What to do:
Scan the lines below; pull out those with "冷暖变幅大".

Supplied material:
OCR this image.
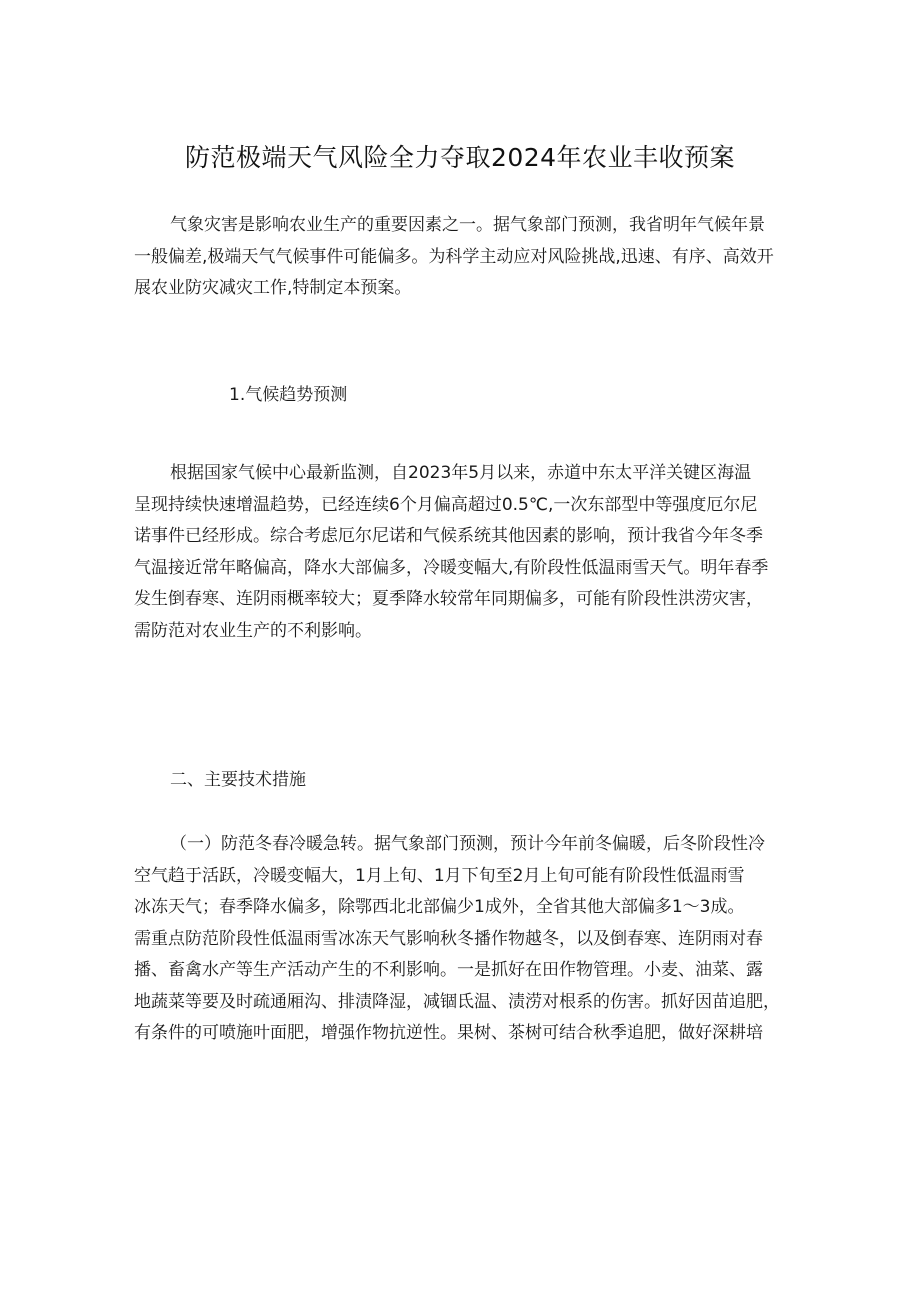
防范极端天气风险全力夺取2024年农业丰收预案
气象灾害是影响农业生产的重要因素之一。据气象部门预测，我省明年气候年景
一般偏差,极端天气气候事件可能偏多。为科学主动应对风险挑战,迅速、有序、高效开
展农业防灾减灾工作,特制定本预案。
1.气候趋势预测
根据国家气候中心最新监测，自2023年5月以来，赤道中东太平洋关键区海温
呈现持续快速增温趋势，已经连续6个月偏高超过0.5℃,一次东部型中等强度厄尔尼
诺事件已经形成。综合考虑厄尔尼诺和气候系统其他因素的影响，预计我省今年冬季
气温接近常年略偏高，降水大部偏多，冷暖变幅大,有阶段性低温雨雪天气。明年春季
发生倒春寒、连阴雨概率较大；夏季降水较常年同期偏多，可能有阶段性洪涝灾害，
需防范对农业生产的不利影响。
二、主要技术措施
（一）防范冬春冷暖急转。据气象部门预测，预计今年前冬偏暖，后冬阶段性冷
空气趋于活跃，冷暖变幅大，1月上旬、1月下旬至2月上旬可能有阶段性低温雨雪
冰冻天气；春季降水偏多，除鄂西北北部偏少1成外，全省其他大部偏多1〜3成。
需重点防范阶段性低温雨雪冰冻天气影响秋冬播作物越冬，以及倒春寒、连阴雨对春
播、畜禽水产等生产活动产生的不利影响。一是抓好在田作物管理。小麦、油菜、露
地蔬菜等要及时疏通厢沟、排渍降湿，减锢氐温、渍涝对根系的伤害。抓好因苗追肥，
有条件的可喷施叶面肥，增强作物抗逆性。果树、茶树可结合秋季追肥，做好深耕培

Exercise output:
气温接近常年略偏高，降水大部偏多，冷暖变幅大,有阶段性低温雨雪天气。明年春季
空气趋于活跃，冷暖变幅大，1月上旬、1月下旬至2月上旬可能有阶段性低温雨雪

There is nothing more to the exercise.